━━ MATERIALS PROVIDED ━━

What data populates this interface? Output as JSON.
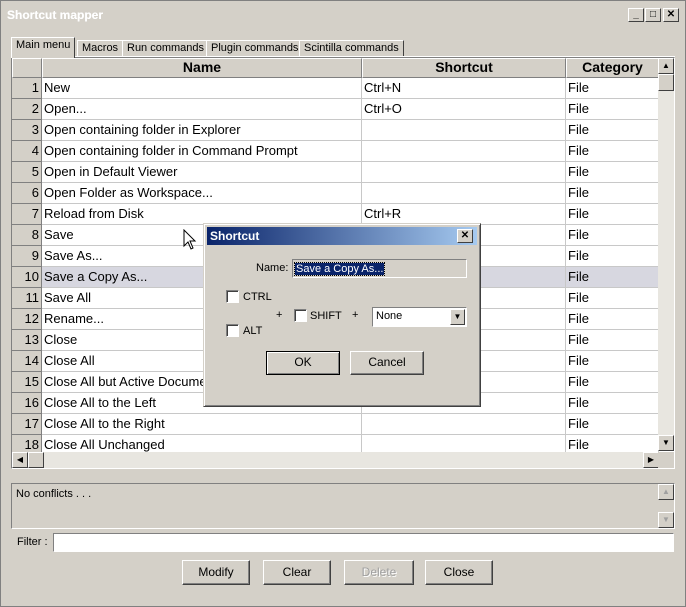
{
  "window": {
    "title": "Shortcut mapper",
    "min_label": "_",
    "max_label": "□",
    "close_label": "✕"
  },
  "tabs": [
    "Main menu",
    "Macros",
    "Run commands",
    "Plugin commands",
    "Scintilla commands"
  ],
  "table": {
    "columns": [
      "Name",
      "Shortcut",
      "Category"
    ],
    "rows": [
      {
        "num": "1",
        "name": "New",
        "shortcut": "Ctrl+N",
        "category": "File"
      },
      {
        "num": "2",
        "name": "Open...",
        "shortcut": "Ctrl+O",
        "category": "File"
      },
      {
        "num": "3",
        "name": "Open containing folder in Explorer",
        "shortcut": "",
        "category": "File"
      },
      {
        "num": "4",
        "name": "Open containing folder in Command Prompt",
        "shortcut": "",
        "category": "File"
      },
      {
        "num": "5",
        "name": "Open in Default Viewer",
        "shortcut": "",
        "category": "File"
      },
      {
        "num": "6",
        "name": "Open Folder as Workspace...",
        "shortcut": "",
        "category": "File"
      },
      {
        "num": "7",
        "name": "Reload from Disk",
        "shortcut": "Ctrl+R",
        "category": "File"
      },
      {
        "num": "8",
        "name": "Save",
        "shortcut": "",
        "category": "File"
      },
      {
        "num": "9",
        "name": "Save As...",
        "shortcut": "",
        "category": "File"
      },
      {
        "num": "10",
        "name": "Save a Copy As...",
        "shortcut": "",
        "category": "File"
      },
      {
        "num": "11",
        "name": "Save All",
        "shortcut": "",
        "category": "File"
      },
      {
        "num": "12",
        "name": "Rename...",
        "shortcut": "",
        "category": "File"
      },
      {
        "num": "13",
        "name": "Close",
        "shortcut": "",
        "category": "File"
      },
      {
        "num": "14",
        "name": "Close All",
        "shortcut": "",
        "category": "File"
      },
      {
        "num": "15",
        "name": "Close All but Active Document",
        "shortcut": "",
        "category": "File"
      },
      {
        "num": "16",
        "name": "Close All to the Left",
        "shortcut": "",
        "category": "File"
      },
      {
        "num": "17",
        "name": "Close All to the Right",
        "shortcut": "",
        "category": "File"
      },
      {
        "num": "18",
        "name": "Close All Unchanged",
        "shortcut": "",
        "category": "File"
      }
    ],
    "selected_row_index": 9
  },
  "conflicts": {
    "text": "No conflicts . . ."
  },
  "filter": {
    "label": "Filter :",
    "value": ""
  },
  "buttons": {
    "modify": "Modify",
    "clear": "Clear",
    "delete": "Delete",
    "close": "Close"
  },
  "dialog": {
    "title": "Shortcut",
    "close_label": "✕",
    "name_label": "Name:",
    "name_value": "Save a Copy As...",
    "ctrl_label": "CTRL",
    "alt_label": "ALT",
    "shift_label": "SHIFT",
    "plus": "+",
    "key_value": "None",
    "ok_label": "OK",
    "cancel_label": "Cancel"
  }
}
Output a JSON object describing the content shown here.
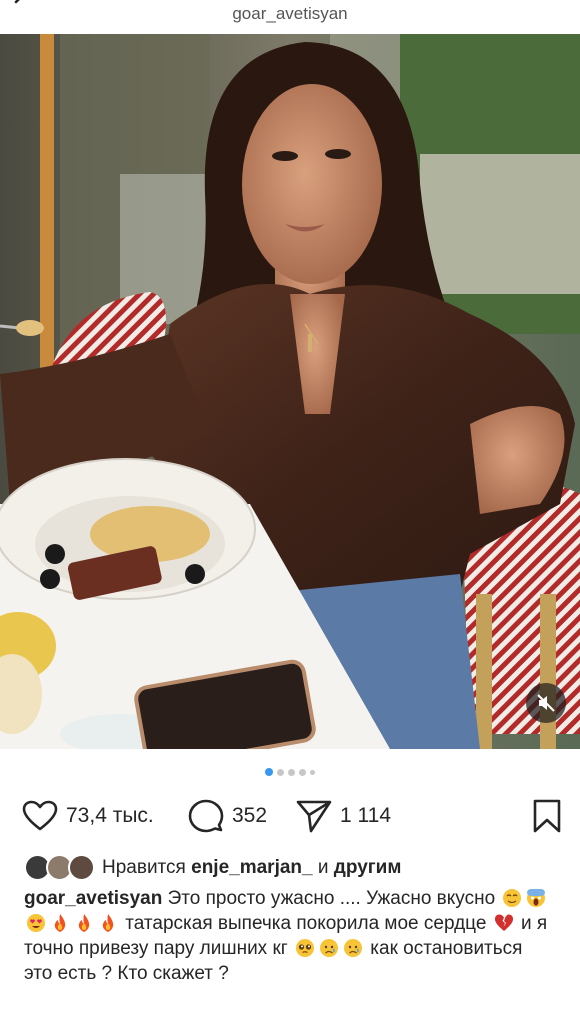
{
  "header": {
    "username": "goar_avetisyan"
  },
  "carousel": {
    "total": 5,
    "active_index": 0
  },
  "actions": {
    "likes_count": "73,4 тыс.",
    "comments_count": "352",
    "shares_count": "1 114"
  },
  "liked_by": {
    "prefix": "Нравится",
    "user": "enje_marjan_",
    "connector": "и",
    "others": "другим"
  },
  "caption": {
    "username": "goar_avetisyan",
    "part1": "Это просто ужасно .... Ужасно вкусно",
    "part2": "татарская  выпечка покорила мое сердце",
    "part3": "и я точно привезу пару лишних кг",
    "part4": "как остановиться это есть ? Кто скажет ?"
  },
  "icons": {
    "back": "back-arrow-icon",
    "like": "heart-icon",
    "comment": "comment-bubble-icon",
    "share": "paper-plane-icon",
    "save": "bookmark-icon",
    "mute": "speaker-muted-icon"
  }
}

━━━

## [TASK INSTRUCTIONS]
Quote all of the entries word for word, omitting any pictures.

## [COMPLETE RESPONSE]
What data populates this interface? Output as JSON.
{
  "window": {
    "title": "Shortcut mapper",
    "min_label": "_",
    "max_label": "□",
    "close_label": "✕"
  },
  "tabs": [
    "Main menu",
    "Macros",
    "Run commands",
    "Plugin commands",
    "Scintilla commands"
  ],
  "table": {
    "columns": [
      "Name",
      "Shortcut",
      "Category"
    ],
    "rows": [
      {
        "num": "1",
        "name": "New",
        "shortcut": "Ctrl+N",
        "category": "File"
      },
      {
        "num": "2",
        "name": "Open...",
        "shortcut": "Ctrl+O",
        "category": "File"
      },
      {
        "num": "3",
        "name": "Open containing folder in Explorer",
        "shortcut": "",
        "category": "File"
      },
      {
        "num": "4",
        "name": "Open containing folder in Command Prompt",
        "shortcut": "",
        "category": "File"
      },
      {
        "num": "5",
        "name": "Open in Default Viewer",
        "shortcut": "",
        "category": "File"
      },
      {
        "num": "6",
        "name": "Open Folder as Workspace...",
        "shortcut": "",
        "category": "File"
      },
      {
        "num": "7",
        "name": "Reload from Disk",
        "shortcut": "Ctrl+R",
        "category": "File"
      },
      {
        "num": "8",
        "name": "Save",
        "shortcut": "",
        "category": "File"
      },
      {
        "num": "9",
        "name": "Save As...",
        "shortcut": "",
        "category": "File"
      },
      {
        "num": "10",
        "name": "Save a Copy As...",
        "shortcut": "",
        "category": "File"
      },
      {
        "num": "11",
        "name": "Save All",
        "shortcut": "",
        "category": "File"
      },
      {
        "num": "12",
        "name": "Rename...",
        "shortcut": "",
        "category": "File"
      },
      {
        "num": "13",
        "name": "Close",
        "shortcut": "",
        "category": "File"
      },
      {
        "num": "14",
        "name": "Close All",
        "shortcut": "",
        "category": "File"
      },
      {
        "num": "15",
        "name": "Close All but Active Document",
        "shortcut": "",
        "category": "File"
      },
      {
        "num": "16",
        "name": "Close All to the Left",
        "shortcut": "",
        "category": "File"
      },
      {
        "num": "17",
        "name": "Close All to the Right",
        "shortcut": "",
        "category": "File"
      },
      {
        "num": "18",
        "name": "Close All Unchanged",
        "shortcut": "",
        "category": "File"
      }
    ],
    "selected_row_index": 9
  },
  "conflicts": {
    "text": "No conflicts . . ."
  },
  "filter": {
    "label": "Filter :",
    "value": ""
  },
  "buttons": {
    "modify": "Modify",
    "clear": "Clear",
    "delete": "Delete",
    "close": "Close"
  },
  "dialog": {
    "title": "Shortcut",
    "close_label": "✕",
    "name_label": "Name:",
    "name_value": "Save a Copy As...",
    "ctrl_label": "CTRL",
    "alt_label": "ALT",
    "shift_label": "SHIFT",
    "plus": "+",
    "key_value": "None",
    "ok_label": "OK",
    "cancel_label": "Cancel"
  }
}
Output a JSON object describing the content shown here.
{
  "header": {
    "username": "goar_avetisyan"
  },
  "carousel": {
    "total": 5,
    "active_index": 0
  },
  "actions": {
    "likes_count": "73,4 тыс.",
    "comments_count": "352",
    "shares_count": "1 114"
  },
  "liked_by": {
    "prefix": "Нравится",
    "user": "enje_marjan_",
    "connector": "и",
    "others": "другим"
  },
  "caption": {
    "username": "goar_avetisyan",
    "part1": "Это просто ужасно .... Ужасно вкусно",
    "part2": "татарская  выпечка покорила мое сердце",
    "part3": "и я точно привезу пару лишних кг",
    "part4": "как остановиться это есть ? Кто скажет ?"
  },
  "icons": {
    "back": "back-arrow-icon",
    "like": "heart-icon",
    "comment": "comment-bubble-icon",
    "share": "paper-plane-icon",
    "save": "bookmark-icon",
    "mute": "speaker-muted-icon"
  }
}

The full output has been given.